What is expected:
Please take the part of the Perl License bug discussion that begins at "Bug#459511: Consider adding" and stops after "manifestly take place.", and restate it with "standard" substituted for "boilerplate".

Provided text:
'''
Bug#459511: Consider adding Perl License to common-licenses
"Steve M. Robbins" <email@example.com> writes:
> On Wed, Jan 09, 2008 at 10:28:27AM -0800, Russ Allbery wrote:
>> "Steve M. Robbins" <firstname.lastname@example.org> writes:
>> > On Tue, Jan 08, 2008 at 11:18:24PM -0800, Russ Allbery wrote:
>>>> I don't think it makes sense to include in common-licenses something
>>>> that's just a reference to other common licenses. It's not like the
>>>> boilerplate text for Perl modules is long; it's only about six lines,
>>>> and you'd still need to include at least a couple of lines to refer to
>>>> the file in common-licenses anyway.
>>> True. But as I carefully explained: in my view, it's not about saving
>>> bytes; it's about labelling. And about avoiding copying errors, which
>>> manifestly take place.
>> Wouldn't http://wiki.debian.org/Proposals/CopyrightFormat be a better way
>> to address the labelling concern?
'''
Collected data:
'''
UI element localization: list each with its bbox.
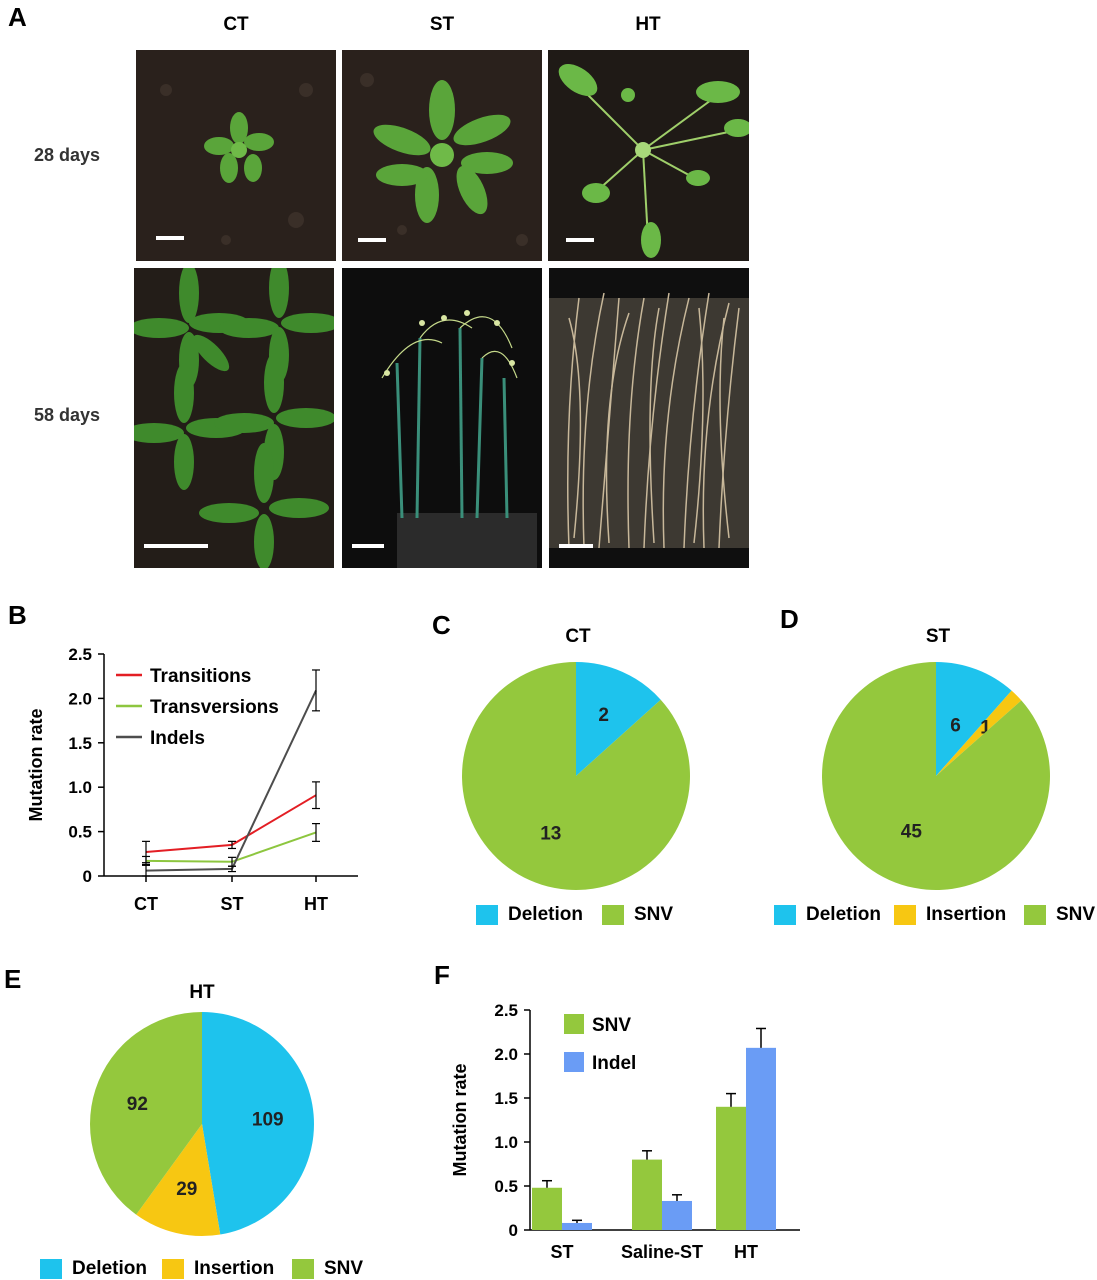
'''
Right answer:
Bug#459511: Consider adding Perl License to common-licenses
"Steve M. Robbins" <email@example.com> writes:
> On Wed, Jan 09, 2008 at 10:28:27AM -0800, Russ Allbery wrote:
>> "Steve M. Robbins" <firstname.lastname@example.org> writes:
>> > On Tue, Jan 08, 2008 at 11:18:24PM -0800, Russ Allbery wrote:
>>>> I don't think it makes sense to include in common-licenses something
>>>> that's just a reference to other common licenses. It's not like the
>>>> standard text for Perl modules is long; it's only about six lines,
>>>> and you'd still need to include at least a couple of lines to refer to
>>>> the file in common-licenses anyway.
>>> True. But as I carefully explained: in my view, it's not about saving
>>> bytes; it's about labelling. And about avoiding copying errors, which
>>> manifestly take place.